__WHAT YOU SHOULD DO__. Provide the number of lines containing the word "name", and nothing else.

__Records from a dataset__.
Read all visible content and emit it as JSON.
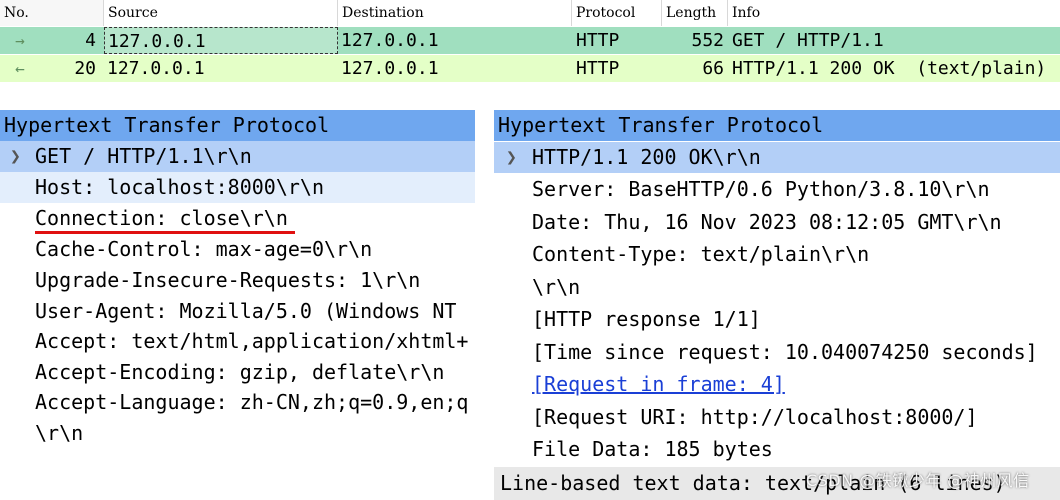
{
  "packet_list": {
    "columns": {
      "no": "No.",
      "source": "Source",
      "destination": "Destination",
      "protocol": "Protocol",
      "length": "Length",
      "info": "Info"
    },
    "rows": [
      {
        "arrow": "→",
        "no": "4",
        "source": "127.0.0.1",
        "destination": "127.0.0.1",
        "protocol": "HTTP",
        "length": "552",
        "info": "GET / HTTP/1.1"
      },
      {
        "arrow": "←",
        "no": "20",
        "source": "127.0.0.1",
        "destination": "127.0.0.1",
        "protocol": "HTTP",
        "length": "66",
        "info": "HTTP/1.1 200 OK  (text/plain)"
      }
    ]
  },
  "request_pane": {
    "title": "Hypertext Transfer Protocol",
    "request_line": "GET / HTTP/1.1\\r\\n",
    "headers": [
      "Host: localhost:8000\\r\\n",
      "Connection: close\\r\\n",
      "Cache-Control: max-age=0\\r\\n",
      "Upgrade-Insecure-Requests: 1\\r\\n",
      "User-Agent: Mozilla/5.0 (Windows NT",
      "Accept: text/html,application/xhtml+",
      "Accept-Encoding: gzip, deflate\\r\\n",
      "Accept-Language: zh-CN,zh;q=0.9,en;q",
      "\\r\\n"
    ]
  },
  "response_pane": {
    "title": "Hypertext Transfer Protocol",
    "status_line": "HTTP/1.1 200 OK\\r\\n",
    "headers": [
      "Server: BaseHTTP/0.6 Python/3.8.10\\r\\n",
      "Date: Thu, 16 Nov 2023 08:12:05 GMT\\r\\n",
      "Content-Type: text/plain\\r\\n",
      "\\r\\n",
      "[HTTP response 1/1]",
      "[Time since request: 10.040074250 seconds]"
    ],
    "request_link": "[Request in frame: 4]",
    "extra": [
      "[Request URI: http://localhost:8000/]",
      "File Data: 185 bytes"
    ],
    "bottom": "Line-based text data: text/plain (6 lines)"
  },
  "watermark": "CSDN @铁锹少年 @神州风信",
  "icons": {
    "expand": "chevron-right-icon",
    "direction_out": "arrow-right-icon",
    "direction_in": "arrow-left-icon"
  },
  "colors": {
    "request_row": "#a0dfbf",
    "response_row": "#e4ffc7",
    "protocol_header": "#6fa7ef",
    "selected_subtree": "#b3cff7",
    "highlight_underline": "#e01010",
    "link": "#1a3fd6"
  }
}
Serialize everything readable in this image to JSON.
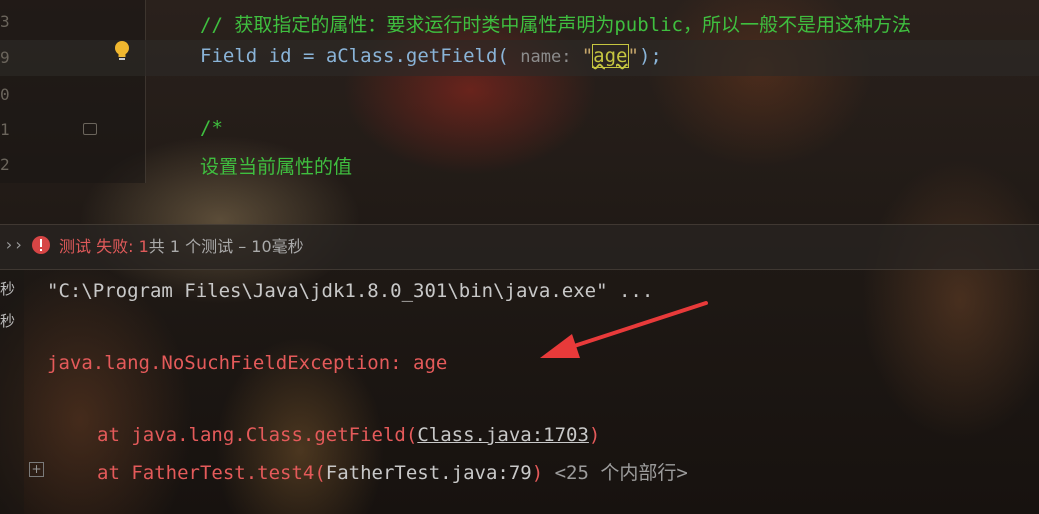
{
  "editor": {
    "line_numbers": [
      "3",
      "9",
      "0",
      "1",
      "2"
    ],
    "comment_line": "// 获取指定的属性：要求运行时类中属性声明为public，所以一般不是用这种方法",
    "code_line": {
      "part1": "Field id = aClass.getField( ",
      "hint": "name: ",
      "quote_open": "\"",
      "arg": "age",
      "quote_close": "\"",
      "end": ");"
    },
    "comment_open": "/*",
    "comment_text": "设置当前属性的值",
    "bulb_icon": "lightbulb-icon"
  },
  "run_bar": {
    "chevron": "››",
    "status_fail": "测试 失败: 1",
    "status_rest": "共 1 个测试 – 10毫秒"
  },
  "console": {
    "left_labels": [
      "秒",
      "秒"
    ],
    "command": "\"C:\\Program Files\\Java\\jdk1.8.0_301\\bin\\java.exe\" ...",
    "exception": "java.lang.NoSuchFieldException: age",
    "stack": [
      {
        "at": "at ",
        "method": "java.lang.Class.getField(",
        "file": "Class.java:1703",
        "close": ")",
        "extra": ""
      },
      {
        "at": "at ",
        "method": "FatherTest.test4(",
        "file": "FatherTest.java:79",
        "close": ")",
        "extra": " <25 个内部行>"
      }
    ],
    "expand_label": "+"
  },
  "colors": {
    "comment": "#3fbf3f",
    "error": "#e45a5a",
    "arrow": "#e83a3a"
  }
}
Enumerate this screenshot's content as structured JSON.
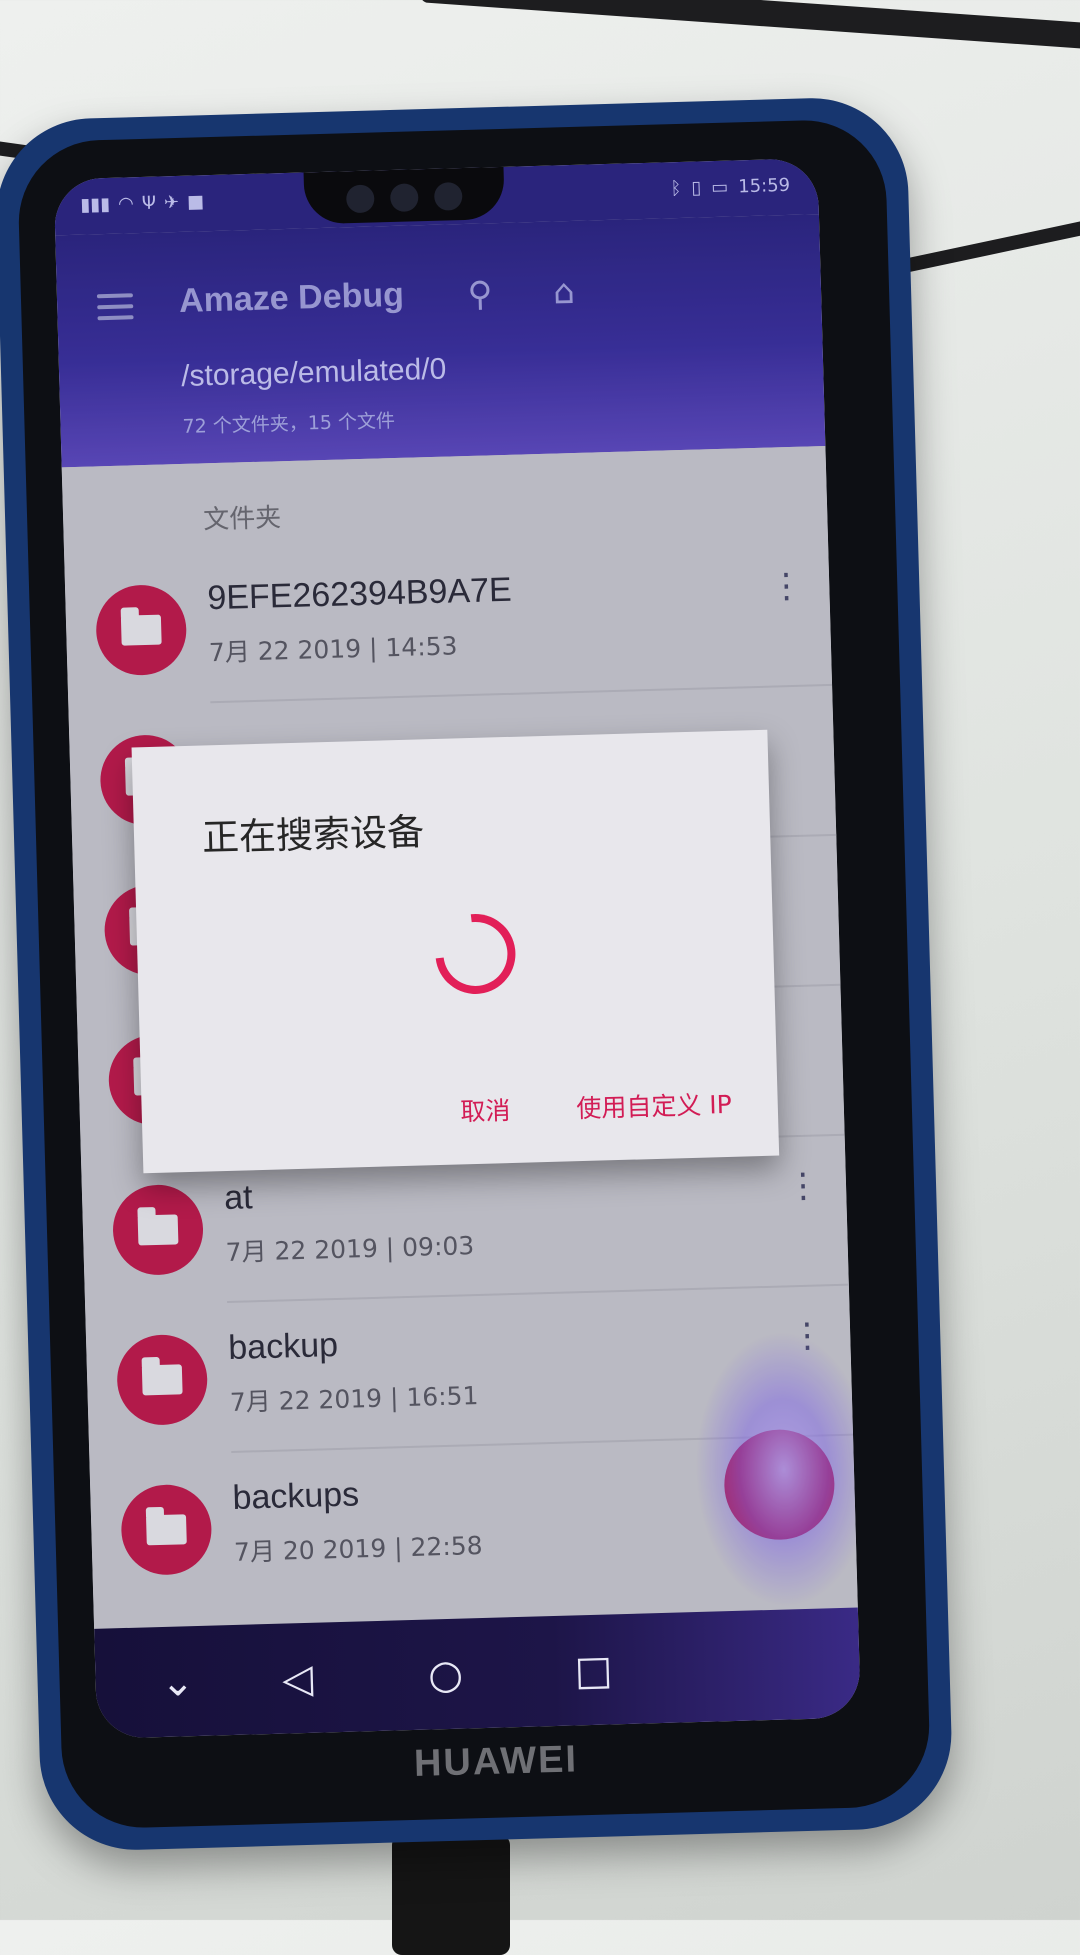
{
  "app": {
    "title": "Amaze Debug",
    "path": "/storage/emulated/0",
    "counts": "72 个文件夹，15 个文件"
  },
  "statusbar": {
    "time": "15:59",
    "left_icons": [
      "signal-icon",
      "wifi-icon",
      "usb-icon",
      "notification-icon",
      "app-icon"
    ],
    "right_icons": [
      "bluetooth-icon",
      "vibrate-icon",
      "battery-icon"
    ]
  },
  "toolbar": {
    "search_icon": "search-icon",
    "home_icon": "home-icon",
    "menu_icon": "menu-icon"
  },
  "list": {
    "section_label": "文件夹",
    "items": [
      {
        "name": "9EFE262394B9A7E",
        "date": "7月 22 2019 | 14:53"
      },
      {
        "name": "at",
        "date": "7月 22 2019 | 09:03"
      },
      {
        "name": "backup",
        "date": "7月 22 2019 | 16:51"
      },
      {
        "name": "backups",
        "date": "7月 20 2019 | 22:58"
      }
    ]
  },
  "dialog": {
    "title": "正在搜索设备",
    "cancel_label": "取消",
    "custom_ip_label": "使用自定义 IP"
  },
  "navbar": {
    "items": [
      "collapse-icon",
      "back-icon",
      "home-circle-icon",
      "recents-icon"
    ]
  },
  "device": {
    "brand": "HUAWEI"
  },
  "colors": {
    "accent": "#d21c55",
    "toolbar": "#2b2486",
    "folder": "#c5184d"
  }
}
...
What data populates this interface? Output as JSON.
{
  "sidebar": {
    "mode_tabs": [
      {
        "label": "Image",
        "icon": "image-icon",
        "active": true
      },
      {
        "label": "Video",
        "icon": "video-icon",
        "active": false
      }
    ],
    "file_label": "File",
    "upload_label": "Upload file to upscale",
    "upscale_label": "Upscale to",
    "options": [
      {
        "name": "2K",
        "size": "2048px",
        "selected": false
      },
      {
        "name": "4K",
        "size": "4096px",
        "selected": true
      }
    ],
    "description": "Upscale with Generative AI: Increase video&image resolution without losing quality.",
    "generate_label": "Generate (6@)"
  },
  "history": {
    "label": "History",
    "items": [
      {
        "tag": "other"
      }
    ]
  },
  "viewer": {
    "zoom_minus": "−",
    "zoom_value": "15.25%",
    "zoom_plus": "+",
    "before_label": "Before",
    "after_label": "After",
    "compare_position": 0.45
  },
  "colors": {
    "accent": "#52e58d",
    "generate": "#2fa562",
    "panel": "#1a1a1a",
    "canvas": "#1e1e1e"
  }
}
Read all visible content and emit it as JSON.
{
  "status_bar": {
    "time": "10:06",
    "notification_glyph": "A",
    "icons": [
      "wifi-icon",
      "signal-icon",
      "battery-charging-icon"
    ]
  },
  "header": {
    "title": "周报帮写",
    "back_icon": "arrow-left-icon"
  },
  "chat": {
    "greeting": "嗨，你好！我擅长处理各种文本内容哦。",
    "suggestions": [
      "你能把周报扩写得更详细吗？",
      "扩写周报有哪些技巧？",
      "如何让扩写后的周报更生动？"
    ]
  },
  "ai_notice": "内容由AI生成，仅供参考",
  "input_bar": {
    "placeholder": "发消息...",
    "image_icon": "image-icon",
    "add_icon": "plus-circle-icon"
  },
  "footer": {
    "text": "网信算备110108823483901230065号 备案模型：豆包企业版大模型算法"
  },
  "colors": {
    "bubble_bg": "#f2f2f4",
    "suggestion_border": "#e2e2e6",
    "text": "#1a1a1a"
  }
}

__SOLUTION TO THE EXERCISE__. 7